>> start Provided material

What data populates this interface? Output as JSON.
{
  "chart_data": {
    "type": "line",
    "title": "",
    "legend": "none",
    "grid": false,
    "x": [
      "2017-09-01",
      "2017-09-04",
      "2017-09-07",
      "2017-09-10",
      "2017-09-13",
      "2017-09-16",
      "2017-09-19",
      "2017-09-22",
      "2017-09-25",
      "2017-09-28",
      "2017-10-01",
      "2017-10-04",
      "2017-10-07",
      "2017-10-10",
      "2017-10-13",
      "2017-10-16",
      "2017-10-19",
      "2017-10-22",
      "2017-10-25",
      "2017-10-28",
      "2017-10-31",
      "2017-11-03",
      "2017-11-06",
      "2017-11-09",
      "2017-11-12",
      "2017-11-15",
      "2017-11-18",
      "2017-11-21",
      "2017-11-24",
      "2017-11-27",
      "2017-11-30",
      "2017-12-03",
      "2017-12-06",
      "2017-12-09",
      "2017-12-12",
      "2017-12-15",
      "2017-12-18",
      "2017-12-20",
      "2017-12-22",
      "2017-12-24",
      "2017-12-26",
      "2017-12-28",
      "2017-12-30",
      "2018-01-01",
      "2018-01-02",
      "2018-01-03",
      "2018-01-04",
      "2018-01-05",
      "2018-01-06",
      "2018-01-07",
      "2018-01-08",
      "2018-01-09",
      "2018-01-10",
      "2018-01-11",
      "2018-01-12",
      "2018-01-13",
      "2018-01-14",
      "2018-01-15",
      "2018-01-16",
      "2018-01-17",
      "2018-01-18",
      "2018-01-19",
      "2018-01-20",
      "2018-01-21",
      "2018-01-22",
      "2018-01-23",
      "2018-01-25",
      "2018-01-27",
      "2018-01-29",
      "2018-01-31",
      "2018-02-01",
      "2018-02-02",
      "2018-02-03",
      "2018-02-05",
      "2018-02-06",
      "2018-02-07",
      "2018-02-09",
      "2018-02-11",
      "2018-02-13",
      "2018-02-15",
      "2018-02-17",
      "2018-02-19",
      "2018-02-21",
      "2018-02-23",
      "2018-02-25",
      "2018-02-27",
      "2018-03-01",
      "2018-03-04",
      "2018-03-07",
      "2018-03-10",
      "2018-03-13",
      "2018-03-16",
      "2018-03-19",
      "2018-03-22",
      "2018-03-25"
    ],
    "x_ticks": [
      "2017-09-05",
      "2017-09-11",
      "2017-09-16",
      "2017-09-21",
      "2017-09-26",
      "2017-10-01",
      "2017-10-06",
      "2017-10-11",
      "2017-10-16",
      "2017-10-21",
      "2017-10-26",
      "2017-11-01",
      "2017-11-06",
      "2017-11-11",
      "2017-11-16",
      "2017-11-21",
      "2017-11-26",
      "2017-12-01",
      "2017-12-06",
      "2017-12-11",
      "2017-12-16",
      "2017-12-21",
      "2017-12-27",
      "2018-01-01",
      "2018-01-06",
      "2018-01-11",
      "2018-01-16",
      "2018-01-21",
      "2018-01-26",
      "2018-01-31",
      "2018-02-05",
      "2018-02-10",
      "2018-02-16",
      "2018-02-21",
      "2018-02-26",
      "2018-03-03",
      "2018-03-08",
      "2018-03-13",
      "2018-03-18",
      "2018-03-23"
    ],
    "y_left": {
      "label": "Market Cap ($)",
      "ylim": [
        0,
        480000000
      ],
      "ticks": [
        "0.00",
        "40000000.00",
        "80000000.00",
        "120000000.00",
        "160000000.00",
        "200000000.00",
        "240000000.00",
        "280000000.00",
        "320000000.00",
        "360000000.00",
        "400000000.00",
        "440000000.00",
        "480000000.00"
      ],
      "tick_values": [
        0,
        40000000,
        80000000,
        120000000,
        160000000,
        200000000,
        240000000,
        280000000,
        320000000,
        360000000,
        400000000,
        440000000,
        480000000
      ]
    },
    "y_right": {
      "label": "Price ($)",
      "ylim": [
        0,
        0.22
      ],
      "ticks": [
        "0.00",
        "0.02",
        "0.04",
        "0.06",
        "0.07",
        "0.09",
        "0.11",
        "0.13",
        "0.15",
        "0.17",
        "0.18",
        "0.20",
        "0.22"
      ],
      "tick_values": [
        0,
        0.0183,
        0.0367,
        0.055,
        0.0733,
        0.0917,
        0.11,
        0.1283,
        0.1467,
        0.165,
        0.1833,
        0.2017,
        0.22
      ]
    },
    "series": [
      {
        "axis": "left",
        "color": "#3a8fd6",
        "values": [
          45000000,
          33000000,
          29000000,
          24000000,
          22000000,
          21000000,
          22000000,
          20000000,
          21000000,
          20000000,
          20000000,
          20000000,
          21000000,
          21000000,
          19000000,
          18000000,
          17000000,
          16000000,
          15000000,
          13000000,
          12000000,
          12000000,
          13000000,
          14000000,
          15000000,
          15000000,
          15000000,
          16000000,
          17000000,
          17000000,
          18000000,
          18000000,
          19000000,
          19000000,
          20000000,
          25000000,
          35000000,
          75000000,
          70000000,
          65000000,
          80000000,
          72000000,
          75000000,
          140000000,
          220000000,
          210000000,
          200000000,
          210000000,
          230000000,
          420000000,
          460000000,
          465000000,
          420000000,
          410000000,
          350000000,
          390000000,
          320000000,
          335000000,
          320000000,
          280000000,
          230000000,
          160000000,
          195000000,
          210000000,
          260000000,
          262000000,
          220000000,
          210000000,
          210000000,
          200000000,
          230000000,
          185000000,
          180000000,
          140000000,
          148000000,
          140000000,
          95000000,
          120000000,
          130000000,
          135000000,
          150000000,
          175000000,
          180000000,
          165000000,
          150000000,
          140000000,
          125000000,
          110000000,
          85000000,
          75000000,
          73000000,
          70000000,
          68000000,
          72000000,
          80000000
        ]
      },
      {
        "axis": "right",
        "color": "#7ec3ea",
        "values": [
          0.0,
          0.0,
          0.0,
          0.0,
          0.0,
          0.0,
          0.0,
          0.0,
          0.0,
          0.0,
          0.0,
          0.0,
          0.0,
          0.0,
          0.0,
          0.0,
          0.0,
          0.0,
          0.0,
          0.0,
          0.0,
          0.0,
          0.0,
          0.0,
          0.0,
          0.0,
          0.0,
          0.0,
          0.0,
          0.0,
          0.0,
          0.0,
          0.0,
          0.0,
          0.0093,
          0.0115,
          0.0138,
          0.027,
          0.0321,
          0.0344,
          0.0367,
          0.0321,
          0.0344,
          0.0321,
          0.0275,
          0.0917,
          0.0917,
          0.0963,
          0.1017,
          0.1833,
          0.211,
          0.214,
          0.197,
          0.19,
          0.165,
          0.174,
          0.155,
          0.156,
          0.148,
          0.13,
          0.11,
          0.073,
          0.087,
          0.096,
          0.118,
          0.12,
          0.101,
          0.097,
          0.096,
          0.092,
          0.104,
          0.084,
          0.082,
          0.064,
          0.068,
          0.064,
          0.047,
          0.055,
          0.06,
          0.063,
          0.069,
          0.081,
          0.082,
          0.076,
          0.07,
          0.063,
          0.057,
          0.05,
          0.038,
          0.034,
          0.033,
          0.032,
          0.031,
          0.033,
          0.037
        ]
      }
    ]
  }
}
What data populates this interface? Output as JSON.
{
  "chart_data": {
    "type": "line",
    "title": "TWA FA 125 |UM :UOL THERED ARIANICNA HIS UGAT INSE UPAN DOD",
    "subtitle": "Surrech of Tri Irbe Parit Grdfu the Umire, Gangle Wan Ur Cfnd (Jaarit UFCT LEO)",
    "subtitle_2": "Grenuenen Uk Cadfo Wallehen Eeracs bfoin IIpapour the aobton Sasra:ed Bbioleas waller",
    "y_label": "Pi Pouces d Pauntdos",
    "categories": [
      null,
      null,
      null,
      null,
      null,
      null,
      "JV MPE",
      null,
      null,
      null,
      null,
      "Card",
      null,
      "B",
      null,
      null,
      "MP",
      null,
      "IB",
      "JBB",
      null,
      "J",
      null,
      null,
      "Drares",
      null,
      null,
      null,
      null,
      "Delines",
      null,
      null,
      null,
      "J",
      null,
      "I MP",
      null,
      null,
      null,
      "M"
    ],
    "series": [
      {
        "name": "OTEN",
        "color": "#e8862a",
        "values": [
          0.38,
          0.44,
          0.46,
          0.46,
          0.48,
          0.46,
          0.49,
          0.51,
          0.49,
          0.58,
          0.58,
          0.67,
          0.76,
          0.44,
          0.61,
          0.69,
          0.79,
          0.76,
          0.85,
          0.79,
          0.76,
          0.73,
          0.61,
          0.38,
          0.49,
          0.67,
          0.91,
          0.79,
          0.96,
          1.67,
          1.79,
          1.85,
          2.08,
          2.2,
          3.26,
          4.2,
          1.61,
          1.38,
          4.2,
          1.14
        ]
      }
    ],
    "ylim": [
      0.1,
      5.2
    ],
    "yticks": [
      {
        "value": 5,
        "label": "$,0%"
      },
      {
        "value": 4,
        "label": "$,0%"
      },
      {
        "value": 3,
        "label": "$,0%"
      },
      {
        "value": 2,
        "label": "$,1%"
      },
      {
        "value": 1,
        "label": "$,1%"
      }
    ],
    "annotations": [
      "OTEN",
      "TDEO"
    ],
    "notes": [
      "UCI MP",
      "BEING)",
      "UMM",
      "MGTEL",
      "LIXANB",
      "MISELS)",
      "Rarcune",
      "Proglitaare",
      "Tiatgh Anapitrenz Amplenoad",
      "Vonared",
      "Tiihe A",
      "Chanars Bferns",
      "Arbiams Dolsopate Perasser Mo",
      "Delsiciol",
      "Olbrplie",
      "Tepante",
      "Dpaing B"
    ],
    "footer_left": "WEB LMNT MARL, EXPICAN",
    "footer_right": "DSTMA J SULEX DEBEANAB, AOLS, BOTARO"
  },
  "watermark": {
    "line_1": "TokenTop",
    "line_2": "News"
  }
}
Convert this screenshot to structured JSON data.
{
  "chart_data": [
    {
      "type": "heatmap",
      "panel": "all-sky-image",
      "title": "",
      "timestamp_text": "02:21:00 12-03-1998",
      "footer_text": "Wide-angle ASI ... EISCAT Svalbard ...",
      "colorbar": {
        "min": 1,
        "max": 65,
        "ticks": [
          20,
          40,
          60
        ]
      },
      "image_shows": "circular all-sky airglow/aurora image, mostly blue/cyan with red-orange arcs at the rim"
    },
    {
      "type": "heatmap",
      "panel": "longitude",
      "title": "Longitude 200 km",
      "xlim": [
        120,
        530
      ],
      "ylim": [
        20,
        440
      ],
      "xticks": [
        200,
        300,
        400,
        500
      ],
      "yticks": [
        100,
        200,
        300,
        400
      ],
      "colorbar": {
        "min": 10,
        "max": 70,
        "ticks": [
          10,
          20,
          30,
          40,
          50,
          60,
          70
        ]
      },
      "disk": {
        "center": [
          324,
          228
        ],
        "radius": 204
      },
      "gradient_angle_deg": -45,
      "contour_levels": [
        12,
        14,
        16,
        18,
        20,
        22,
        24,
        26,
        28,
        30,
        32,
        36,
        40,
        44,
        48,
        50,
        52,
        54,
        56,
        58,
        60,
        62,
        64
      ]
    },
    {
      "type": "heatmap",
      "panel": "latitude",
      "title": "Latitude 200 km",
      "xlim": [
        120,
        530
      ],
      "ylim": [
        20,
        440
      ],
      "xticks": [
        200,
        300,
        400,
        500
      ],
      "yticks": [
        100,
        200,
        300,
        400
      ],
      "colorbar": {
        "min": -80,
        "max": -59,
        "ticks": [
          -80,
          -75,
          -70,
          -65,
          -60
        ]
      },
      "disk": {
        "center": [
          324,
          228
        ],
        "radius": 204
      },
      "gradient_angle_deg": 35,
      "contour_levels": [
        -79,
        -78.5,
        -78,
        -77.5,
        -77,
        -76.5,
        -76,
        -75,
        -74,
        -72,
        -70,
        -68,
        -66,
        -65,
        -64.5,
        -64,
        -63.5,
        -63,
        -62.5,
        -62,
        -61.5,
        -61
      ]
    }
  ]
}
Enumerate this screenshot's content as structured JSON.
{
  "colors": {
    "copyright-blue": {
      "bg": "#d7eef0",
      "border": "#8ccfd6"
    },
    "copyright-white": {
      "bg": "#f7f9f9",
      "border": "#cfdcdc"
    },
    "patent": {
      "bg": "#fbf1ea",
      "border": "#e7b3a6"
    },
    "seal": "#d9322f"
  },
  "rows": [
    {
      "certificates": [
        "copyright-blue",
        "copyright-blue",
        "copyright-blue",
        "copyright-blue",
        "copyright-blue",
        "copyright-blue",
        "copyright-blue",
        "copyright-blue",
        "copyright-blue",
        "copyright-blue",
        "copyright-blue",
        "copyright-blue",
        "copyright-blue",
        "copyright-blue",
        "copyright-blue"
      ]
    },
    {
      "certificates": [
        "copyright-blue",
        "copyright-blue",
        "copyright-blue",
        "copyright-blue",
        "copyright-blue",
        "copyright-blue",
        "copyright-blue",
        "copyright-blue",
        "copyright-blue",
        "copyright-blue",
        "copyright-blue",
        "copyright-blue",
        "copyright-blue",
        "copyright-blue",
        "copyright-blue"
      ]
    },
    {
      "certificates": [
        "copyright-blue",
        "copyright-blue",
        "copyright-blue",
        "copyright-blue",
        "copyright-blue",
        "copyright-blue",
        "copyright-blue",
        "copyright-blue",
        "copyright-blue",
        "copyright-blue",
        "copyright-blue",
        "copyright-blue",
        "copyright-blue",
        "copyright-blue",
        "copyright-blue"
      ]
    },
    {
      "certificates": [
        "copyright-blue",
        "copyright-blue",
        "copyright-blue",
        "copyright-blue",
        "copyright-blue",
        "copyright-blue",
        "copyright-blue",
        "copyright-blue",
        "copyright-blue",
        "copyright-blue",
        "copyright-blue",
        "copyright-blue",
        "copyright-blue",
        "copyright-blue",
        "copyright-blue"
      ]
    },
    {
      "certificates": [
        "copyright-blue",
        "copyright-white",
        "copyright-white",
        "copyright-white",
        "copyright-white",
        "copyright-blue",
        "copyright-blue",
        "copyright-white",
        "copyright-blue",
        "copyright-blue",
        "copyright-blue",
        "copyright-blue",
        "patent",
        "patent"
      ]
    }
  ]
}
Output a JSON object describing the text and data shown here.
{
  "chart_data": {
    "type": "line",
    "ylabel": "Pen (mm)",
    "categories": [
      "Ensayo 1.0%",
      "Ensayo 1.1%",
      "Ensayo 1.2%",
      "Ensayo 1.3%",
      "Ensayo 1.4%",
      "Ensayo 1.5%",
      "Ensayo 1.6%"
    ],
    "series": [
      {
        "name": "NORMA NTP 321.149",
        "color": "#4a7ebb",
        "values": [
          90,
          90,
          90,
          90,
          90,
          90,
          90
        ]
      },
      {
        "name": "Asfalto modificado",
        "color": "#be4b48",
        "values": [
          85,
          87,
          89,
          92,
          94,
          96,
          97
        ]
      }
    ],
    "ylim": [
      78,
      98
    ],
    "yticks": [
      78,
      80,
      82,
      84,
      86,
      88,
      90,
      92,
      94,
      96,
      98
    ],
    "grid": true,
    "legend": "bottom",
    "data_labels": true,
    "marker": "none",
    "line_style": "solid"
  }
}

>> end Provided material

● **What you should do**
Quote only the lines from the line containing "Output a JSON" through the end of the listing, please, keeping both the first and the last line.

● **Complete response**
Output a JSON object describing the text and data shown here.
{
  "chart_data": {
    "type": "line",
    "ylabel": "Pen (mm)",
    "categories": [
      "Ensayo 1.0%",
      "Ensayo 1.1%",
      "Ensayo 1.2%",
      "Ensayo 1.3%",
      "Ensayo 1.4%",
      "Ensayo 1.5%",
      "Ensayo 1.6%"
    ],
    "series": [
      {
        "name": "NORMA NTP 321.149",
        "color": "#4a7ebb",
        "values": [
          90,
          90,
          90,
          90,
          90,
          90,
          90
        ]
      },
      {
        "name": "Asfalto modificado",
        "color": "#be4b48",
        "values": [
          85,
          87,
          89,
          92,
          94,
          96,
          97
        ]
      }
    ],
    "ylim": [
      78,
      98
    ],
    "yticks": [
      78,
      80,
      82,
      84,
      86,
      88,
      90,
      92,
      94,
      96,
      98
    ],
    "grid": true,
    "legend": "bottom",
    "data_labels": true,
    "marker": "none",
    "line_style": "solid"
  }
}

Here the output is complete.